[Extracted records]
■ ■ ■ ■ ■

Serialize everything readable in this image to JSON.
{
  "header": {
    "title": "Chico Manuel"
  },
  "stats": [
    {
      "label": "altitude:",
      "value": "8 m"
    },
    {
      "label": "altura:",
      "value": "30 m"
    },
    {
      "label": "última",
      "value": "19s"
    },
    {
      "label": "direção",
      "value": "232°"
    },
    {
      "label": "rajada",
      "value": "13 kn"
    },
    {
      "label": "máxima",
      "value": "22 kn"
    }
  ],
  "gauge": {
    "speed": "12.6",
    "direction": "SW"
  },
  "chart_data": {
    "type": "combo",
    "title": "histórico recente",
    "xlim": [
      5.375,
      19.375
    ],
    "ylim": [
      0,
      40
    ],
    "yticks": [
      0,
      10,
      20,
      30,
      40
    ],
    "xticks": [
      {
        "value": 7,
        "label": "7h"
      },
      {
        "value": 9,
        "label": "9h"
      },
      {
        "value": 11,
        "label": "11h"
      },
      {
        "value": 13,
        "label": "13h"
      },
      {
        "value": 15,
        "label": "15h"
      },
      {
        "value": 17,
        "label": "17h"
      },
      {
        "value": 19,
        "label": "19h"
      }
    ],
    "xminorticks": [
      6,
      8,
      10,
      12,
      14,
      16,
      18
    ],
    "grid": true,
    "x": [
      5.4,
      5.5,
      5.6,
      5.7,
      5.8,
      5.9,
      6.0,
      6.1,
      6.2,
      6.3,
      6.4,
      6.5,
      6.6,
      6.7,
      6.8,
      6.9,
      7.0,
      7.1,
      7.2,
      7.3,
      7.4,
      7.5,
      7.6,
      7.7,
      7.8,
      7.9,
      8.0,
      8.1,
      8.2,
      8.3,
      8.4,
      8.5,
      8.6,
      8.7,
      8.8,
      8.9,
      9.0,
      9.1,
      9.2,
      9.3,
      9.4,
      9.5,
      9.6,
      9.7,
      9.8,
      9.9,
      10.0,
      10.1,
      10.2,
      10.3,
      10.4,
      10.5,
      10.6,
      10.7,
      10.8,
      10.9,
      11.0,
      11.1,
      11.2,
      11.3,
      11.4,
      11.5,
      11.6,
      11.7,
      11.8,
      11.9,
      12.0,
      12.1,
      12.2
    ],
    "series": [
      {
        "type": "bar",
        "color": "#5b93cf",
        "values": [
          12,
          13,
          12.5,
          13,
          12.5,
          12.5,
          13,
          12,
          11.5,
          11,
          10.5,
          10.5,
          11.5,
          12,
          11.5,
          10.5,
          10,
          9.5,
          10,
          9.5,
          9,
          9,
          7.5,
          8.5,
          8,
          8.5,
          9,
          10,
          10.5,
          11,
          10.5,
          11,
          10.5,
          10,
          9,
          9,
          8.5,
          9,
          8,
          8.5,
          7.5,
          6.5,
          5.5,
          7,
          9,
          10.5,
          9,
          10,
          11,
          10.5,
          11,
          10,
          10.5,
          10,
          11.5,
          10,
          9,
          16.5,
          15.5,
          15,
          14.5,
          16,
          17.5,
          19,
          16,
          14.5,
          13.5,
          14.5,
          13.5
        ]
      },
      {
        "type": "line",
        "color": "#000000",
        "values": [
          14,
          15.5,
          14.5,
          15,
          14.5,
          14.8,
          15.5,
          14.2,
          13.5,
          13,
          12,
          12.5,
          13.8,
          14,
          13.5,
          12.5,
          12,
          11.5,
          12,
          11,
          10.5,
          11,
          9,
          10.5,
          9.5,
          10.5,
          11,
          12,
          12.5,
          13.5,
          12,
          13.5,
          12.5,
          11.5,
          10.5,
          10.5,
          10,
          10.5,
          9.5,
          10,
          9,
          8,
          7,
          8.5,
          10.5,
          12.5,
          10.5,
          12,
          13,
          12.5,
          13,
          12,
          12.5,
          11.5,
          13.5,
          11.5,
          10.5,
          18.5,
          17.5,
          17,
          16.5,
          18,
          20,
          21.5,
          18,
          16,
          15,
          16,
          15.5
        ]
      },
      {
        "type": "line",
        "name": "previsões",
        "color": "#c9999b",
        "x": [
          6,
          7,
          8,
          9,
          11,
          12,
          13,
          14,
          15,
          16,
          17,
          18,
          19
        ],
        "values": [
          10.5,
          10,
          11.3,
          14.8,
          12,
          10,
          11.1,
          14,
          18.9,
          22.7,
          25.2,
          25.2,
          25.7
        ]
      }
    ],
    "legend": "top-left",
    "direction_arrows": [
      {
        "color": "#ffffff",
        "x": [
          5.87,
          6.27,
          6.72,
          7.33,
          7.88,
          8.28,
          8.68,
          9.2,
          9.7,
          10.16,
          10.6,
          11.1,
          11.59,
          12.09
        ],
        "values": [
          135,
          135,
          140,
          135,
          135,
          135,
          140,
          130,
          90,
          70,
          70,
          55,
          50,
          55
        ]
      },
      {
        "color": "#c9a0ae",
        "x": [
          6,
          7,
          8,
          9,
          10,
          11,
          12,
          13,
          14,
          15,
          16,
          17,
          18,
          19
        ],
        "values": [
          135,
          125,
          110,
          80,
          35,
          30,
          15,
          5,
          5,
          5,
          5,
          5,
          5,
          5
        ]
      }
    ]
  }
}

■ ■ ■ ■ ■

### AIM
Make an exact copy of all the data.

### REPLY TO THE TASK
Serialize everything readable in this image to JSON.
{
  "header": {
    "title": "Chico Manuel"
  },
  "stats": [
    {
      "label": "altitude:",
      "value": "8 m"
    },
    {
      "label": "altura:",
      "value": "30 m"
    },
    {
      "label": "última",
      "value": "19s"
    },
    {
      "label": "direção",
      "value": "232°"
    },
    {
      "label": "rajada",
      "value": "13 kn"
    },
    {
      "label": "máxima",
      "value": "22 kn"
    }
  ],
  "gauge": {
    "speed": "12.6",
    "direction": "SW"
  },
  "chart_data": {
    "type": "combo",
    "title": "histórico recente",
    "xlim": [
      5.375,
      19.375
    ],
    "ylim": [
      0,
      40
    ],
    "yticks": [
      0,
      10,
      20,
      30,
      40
    ],
    "xticks": [
      {
        "value": 7,
        "label": "7h"
      },
      {
        "value": 9,
        "label": "9h"
      },
      {
        "value": 11,
        "label": "11h"
      },
      {
        "value": 13,
        "label": "13h"
      },
      {
        "value": 15,
        "label": "15h"
      },
      {
        "value": 17,
        "label": "17h"
      },
      {
        "value": 19,
        "label": "19h"
      }
    ],
    "xminorticks": [
      6,
      8,
      10,
      12,
      14,
      16,
      18
    ],
    "grid": true,
    "x": [
      5.4,
      5.5,
      5.6,
      5.7,
      5.8,
      5.9,
      6.0,
      6.1,
      6.2,
      6.3,
      6.4,
      6.5,
      6.6,
      6.7,
      6.8,
      6.9,
      7.0,
      7.1,
      7.2,
      7.3,
      7.4,
      7.5,
      7.6,
      7.7,
      7.8,
      7.9,
      8.0,
      8.1,
      8.2,
      8.3,
      8.4,
      8.5,
      8.6,
      8.7,
      8.8,
      8.9,
      9.0,
      9.1,
      9.2,
      9.3,
      9.4,
      9.5,
      9.6,
      9.7,
      9.8,
      9.9,
      10.0,
      10.1,
      10.2,
      10.3,
      10.4,
      10.5,
      10.6,
      10.7,
      10.8,
      10.9,
      11.0,
      11.1,
      11.2,
      11.3,
      11.4,
      11.5,
      11.6,
      11.7,
      11.8,
      11.9,
      12.0,
      12.1,
      12.2
    ],
    "series": [
      {
        "type": "bar",
        "color": "#5b93cf",
        "values": [
          12,
          13,
          12.5,
          13,
          12.5,
          12.5,
          13,
          12,
          11.5,
          11,
          10.5,
          10.5,
          11.5,
          12,
          11.5,
          10.5,
          10,
          9.5,
          10,
          9.5,
          9,
          9,
          7.5,
          8.5,
          8,
          8.5,
          9,
          10,
          10.5,
          11,
          10.5,
          11,
          10.5,
          10,
          9,
          9,
          8.5,
          9,
          8,
          8.5,
          7.5,
          6.5,
          5.5,
          7,
          9,
          10.5,
          9,
          10,
          11,
          10.5,
          11,
          10,
          10.5,
          10,
          11.5,
          10,
          9,
          16.5,
          15.5,
          15,
          14.5,
          16,
          17.5,
          19,
          16,
          14.5,
          13.5,
          14.5,
          13.5
        ]
      },
      {
        "type": "line",
        "color": "#000000",
        "values": [
          14,
          15.5,
          14.5,
          15,
          14.5,
          14.8,
          15.5,
          14.2,
          13.5,
          13,
          12,
          12.5,
          13.8,
          14,
          13.5,
          12.5,
          12,
          11.5,
          12,
          11,
          10.5,
          11,
          9,
          10.5,
          9.5,
          10.5,
          11,
          12,
          12.5,
          13.5,
          12,
          13.5,
          12.5,
          11.5,
          10.5,
          10.5,
          10,
          10.5,
          9.5,
          10,
          9,
          8,
          7,
          8.5,
          10.5,
          12.5,
          10.5,
          12,
          13,
          12.5,
          13,
          12,
          12.5,
          11.5,
          13.5,
          11.5,
          10.5,
          18.5,
          17.5,
          17,
          16.5,
          18,
          20,
          21.5,
          18,
          16,
          15,
          16,
          15.5
        ]
      },
      {
        "type": "line",
        "name": "previsões",
        "color": "#c9999b",
        "x": [
          6,
          7,
          8,
          9,
          11,
          12,
          13,
          14,
          15,
          16,
          17,
          18,
          19
        ],
        "values": [
          10.5,
          10,
          11.3,
          14.8,
          12,
          10,
          11.1,
          14,
          18.9,
          22.7,
          25.2,
          25.2,
          25.7
        ]
      }
    ],
    "legend": "top-left",
    "direction_arrows": [
      {
        "color": "#ffffff",
        "x": [
          5.87,
          6.27,
          6.72,
          7.33,
          7.88,
          8.28,
          8.68,
          9.2,
          9.7,
          10.16,
          10.6,
          11.1,
          11.59,
          12.09
        ],
        "values": [
          135,
          135,
          140,
          135,
          135,
          135,
          140,
          130,
          90,
          70,
          70,
          55,
          50,
          55
        ]
      },
      {
        "color": "#c9a0ae",
        "x": [
          6,
          7,
          8,
          9,
          10,
          11,
          12,
          13,
          14,
          15,
          16,
          17,
          18,
          19
        ],
        "values": [
          135,
          125,
          110,
          80,
          35,
          30,
          15,
          5,
          5,
          5,
          5,
          5,
          5,
          5
        ]
      }
    ]
  }
}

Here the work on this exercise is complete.